TASK DIRECTIONS:
Wherever the word "text" appears in a line, extract that line.

RECORDS TO USE:

++++++++++++++++++++

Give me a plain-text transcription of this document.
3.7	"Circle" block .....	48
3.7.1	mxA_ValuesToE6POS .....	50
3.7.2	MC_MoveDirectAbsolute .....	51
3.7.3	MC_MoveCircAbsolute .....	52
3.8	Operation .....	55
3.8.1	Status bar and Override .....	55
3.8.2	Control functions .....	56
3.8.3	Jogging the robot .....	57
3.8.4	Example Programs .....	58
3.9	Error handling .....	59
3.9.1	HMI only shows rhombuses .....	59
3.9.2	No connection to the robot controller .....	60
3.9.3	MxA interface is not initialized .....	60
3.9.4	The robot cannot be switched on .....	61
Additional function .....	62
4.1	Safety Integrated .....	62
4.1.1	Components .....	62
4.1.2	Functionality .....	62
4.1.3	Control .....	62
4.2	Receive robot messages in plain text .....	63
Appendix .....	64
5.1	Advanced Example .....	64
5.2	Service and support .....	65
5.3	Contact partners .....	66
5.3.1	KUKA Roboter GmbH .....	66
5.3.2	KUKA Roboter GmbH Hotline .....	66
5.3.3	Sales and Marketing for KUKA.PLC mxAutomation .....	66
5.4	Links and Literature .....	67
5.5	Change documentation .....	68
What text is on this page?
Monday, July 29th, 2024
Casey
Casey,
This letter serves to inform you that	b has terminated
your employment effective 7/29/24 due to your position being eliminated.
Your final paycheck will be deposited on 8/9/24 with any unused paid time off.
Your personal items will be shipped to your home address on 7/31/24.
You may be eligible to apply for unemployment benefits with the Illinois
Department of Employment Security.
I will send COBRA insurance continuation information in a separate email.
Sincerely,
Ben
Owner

++++++++++++++++++++

THE RESPONSE:
Give me a plain-text transcription of this document.
4.2	Receive robot messages in plain text .....	63
What text is on this page?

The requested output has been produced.